§ Stated problem: Continue the thread on the arm64 BPF recursion-detection patch, starting right after its last line.

§ Page excerpt:
_ _ _ _ _ _ _
[PATCH bpf-next 2/2] bpf: arm64: Optimize recursion detection by not using atomics

Wed Dec 17 10:13:29 PST 2025

On Wed, Dec 17, 2025 at 4:56 PM <bot+bpf-ci at kernel.org> wrote:
>
> > diff --git a/include/linux/bpf.h b/include/linux/bpf.h
> > index 2da986136d26..654fb94bf60c 100644
> > --- a/include/linux/bpf.h
> > +++ b/include/linux/bpf.h
>
> [ ... ]
>
> > @@ -2006,12 +2009,32 @@ struct bpf_struct_ops_common_value {
> >
> >  static inline bool bpf_prog_get_recursion_context(struct bpf_prog *prog)
> >  {
> > +#ifdef CONFIG_ARM64
> > +     u8 rctx = interrupt_context_level();
> > +     u8 *active = this_cpu_ptr(prog->active);
> > +
> > +     active[rctx]++;
> > +     barrier();
> > +     if (get_unaligned_le32(active) != BIT(rctx * 8))
> > +             return false;
> > +
> > +     return true;
> > +#else
> >       return this_cpu_inc_return(*(prog->active)) == 1;
> > +#endif
> >  }
>
> Can preemption between the increment and check cause a counter leak on
> CONFIG_PREEMPT_RCU systems? The trampoline calls this function under
> rcu_read_lock_dont_migrate() which allows preemption on PREEMPT_RCU
> (documented at include/linux/rcupdate.h:856).
>
> Consider this scenario on an ARM64 system with PREEMPT_RCU:
>
> 1. Thread A increments active[0] to 1
> 2. Preemption occurs before Thread A reaches the check
> 3. Thread B on same CPU increments active[0] to 2
> 4. Thread B checks: sees 2 != BIT(0), returns false
> 5. Thread A resumes, checks: sees 2 != BIT(0), returns false
> 6. Both threads return false, neither runs BPF
> 7. Neither calls bpf_prog_put_recursion_context() (see
>    __bpf_prog_enter_recur() at kernel/bpf/trampoline.c:952)
_ _ _ _ _ _ _
§ Provided data:
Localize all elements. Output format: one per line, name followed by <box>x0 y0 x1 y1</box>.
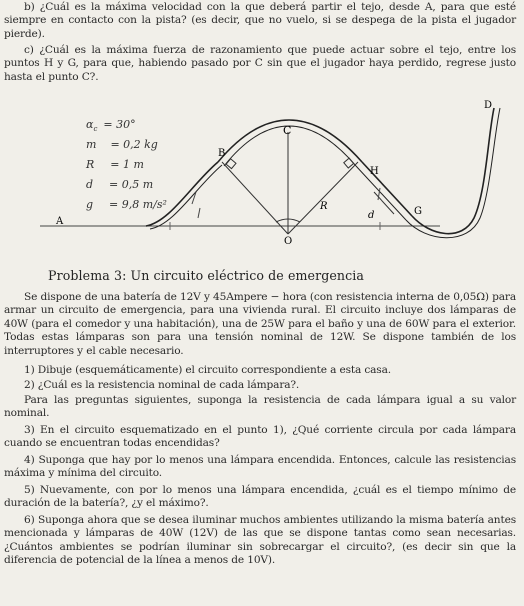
_ _ _ _ _ _ _
§ Response for this exercise:
> 8. Counter permanently stuck at 2, all future BPF on this CPU fails

Step 7 is incorrect. Looking at the JIT-generated code, the exit
function is ALWAYS called, regardless of whether the enter function
returns 0 or a start time:

  // x86 JIT at arch/x86/net/bpf_jit_comp.c:2998-3050
  call bpf_trampoline_enter()    // Line 2998
  test rax, rax                   // Line 3006
  je skip_exec                    // Conditional jump
  ... BPF program execution ...   // Lines 3011-3023
  skip_exec:                      // Line 3037 (jump lands here)
  call bpf_trampoline_exit()      // Line 3049 - ALWAYS executed

  The bpf_trampoline_exit() call is after the skip_exec label, so it
executes in both cases.

What Actually Happens:

  Initial state: active[0] = 0

  Thread A (normal context, rctx=0):
  1. active[0]++ → active[0] = 1
  2. Preempted before barrier()

  Thread B (scheduled on same CPU, normal context, rctx=0):
  3. active[0]++ → active[0] = 2
  4. barrier()
  5. get_unaligned_le32(active) → reads 0x00000002
  6. Check: 0x00000002 != BIT(0) = 0x00000001 → returns false
  7. __bpf_prog_enter_recur returns 0
  8. JIT checks return value, skips BPF execution
  9. JIT ALWAYS calls __bpf_prog_exit_recur (see
arch/arm64/net/bpf_jit_comp.c:2362)
  10. bpf_prog_put_recursion_context(prog) executes
  11. barrier(), active[0]-- → active[0] = 1

  Thread A resumes:
  12. barrier()
  13. get_unaligned_le32(active) → reads 0x00000001 (Thread B already
decremented!)
  14. Check: 0x00000001 == BIT(0) = 0x00000001 → returns true ✓
  15. __bpf_prog_enter_recur returns start_time
  16. BPF program executes
  17. __bpf_prog_exit_recur called
  18. bpf_prog_put_recursion_context(prog) executes
  19. barrier(), active[0]-- → active[0] = 0 ✓

  Final State

  - Counter returns to 0 ✓
  - No leak ✓
  - Thread B detected interference and aborted ✓
  - Thread A executed successfully ✓
  - Only ONE thread executed the BPF program ✓

Now that I think of it, there is another race condition that leads to
NEITHER program running:

Consider this scenario on an arm64 system with PREEMPT_RCU:

1. Thread A increments active[0] from 0 to 1
2. Thread A is preempted before reaching barrier()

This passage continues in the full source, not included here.